TASK OBJECTIVE >> Count how many lines in this material contain "text". The answer is that number alone.
--- Start ---
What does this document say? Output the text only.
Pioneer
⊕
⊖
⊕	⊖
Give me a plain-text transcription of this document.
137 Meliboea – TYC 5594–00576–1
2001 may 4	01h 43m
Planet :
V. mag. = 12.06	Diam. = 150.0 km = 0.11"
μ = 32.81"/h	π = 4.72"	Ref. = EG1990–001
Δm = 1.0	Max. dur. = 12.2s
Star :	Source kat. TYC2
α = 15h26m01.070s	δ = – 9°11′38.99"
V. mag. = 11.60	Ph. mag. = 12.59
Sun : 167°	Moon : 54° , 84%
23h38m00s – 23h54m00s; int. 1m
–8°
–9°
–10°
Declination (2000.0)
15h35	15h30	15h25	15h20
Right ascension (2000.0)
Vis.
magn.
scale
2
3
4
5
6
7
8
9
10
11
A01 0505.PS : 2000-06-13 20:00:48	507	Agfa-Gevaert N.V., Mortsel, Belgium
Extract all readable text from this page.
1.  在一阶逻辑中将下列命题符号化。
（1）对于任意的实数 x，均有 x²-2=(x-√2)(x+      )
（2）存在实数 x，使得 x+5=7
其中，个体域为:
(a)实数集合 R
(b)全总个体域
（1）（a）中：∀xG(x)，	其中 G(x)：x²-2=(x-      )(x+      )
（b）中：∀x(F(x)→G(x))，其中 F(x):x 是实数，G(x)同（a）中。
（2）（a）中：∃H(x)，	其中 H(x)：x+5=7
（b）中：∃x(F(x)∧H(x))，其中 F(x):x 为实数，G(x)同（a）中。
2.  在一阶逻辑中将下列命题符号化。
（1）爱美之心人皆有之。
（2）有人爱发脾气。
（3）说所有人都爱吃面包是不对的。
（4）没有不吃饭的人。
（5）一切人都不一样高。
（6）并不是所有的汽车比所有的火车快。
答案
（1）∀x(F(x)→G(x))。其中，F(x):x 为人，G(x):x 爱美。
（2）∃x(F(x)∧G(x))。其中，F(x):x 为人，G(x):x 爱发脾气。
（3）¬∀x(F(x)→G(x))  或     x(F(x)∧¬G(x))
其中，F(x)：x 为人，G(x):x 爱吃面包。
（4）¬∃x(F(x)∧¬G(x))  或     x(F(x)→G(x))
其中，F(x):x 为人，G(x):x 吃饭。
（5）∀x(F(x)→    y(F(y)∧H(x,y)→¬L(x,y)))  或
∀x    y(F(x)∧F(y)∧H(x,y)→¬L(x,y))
--- End ---
ANSWER IN FULL >> 3